__What you should do__:
Each line of the material must be returned exactly.

Records contained in a dataset
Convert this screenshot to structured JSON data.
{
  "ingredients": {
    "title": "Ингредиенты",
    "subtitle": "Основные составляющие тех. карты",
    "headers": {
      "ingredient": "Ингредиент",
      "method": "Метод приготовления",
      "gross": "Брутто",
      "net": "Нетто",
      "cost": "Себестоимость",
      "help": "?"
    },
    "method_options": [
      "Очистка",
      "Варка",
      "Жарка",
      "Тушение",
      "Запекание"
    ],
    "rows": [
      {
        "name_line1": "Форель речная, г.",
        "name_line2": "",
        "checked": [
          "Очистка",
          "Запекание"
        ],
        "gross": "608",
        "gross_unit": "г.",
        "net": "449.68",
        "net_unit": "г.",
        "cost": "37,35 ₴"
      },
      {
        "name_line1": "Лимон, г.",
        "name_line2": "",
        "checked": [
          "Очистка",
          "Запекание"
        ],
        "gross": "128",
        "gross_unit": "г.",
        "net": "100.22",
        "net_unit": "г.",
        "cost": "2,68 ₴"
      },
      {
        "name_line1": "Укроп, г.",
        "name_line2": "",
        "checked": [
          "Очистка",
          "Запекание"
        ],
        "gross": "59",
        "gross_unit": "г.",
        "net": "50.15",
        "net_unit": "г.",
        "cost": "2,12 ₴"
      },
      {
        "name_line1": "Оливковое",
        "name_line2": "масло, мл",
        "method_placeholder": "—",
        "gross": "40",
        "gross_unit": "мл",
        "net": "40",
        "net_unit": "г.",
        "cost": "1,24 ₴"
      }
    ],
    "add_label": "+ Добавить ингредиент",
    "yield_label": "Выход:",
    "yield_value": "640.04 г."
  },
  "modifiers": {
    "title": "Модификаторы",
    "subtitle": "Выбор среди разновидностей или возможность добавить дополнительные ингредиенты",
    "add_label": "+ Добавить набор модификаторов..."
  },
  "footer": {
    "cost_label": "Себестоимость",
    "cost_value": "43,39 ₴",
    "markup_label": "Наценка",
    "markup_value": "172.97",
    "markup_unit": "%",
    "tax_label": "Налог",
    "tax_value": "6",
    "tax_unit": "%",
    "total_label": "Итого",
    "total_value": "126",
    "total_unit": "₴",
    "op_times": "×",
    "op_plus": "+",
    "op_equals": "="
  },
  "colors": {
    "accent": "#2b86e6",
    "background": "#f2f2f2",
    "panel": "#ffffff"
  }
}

__Answer for the task__:
Convert this screenshot to structured JSON data.
{
  "ingredients": {
    "title": "Ингредиенты",
    "subtitle": "Основные составляющие тех. карты",
    "headers": {
      "ingredient": "Ингредиент",
      "method": "Метод приготовления",
      "gross": "Брутто",
      "net": "Нетто",
      "cost": "Себестоимость",
      "help": "?"
    },
    "method_options": [
      "Очистка",
      "Варка",
      "Жарка",
      "Тушение",
      "Запекание"
    ],
    "rows": [
      {
        "name_line1": "Форель речная, г.",
        "name_line2": "",
        "checked": [
          "Очистка",
          "Запекание"
        ],
        "gross": "608",
        "gross_unit": "г.",
        "net": "449.68",
        "net_unit": "г.",
        "cost": "37,35 ₴"
      },
      {
        "name_line1": "Лимон, г.",
        "name_line2": "",
        "checked": [
          "Очистка",
          "Запекание"
        ],
        "gross": "128",
        "gross_unit": "г.",
        "net": "100.22",
        "net_unit": "г.",
        "cost": "2,68 ₴"
      },
      {
        "name_line1": "Укроп, г.",
        "name_line2": "",
        "checked": [
          "Очистка",
          "Запекание"
        ],
        "gross": "59",
        "gross_unit": "г.",
        "net": "50.15",
        "net_unit": "г.",
        "cost": "2,12 ₴"
      },
      {
        "name_line1": "Оливковое",
        "name_line2": "масло, мл",
        "method_placeholder": "—",
        "gross": "40",
        "gross_unit": "мл",
        "net": "40",
        "net_unit": "г.",
        "cost": "1,24 ₴"
      }
    ],
    "add_label": "+ Добавить ингредиент",
    "yield_label": "Выход:",
    "yield_value": "640.04 г."
  },
  "modifiers": {
    "title": "Модификаторы",
    "subtitle": "Выбор среди разновидностей или возможность добавить дополнительные ингредиенты",
    "add_label": "+ Добавить набор модификаторов..."
  },
  "footer": {
    "cost_label": "Себестоимость",
    "cost_value": "43,39 ₴",
    "markup_label": "Наценка",
    "markup_value": "172.97",
    "markup_unit": "%",
    "tax_label": "Налог",
    "tax_value": "6",
    "tax_unit": "%",
    "total_label": "Итого",
    "total_value": "126",
    "total_unit": "₴",
    "op_times": "×",
    "op_plus": "+",
    "op_equals": "="
  },
  "colors": {
    "accent": "#2b86e6",
    "background": "#f2f2f2",
    "panel": "#ffffff"
  }
}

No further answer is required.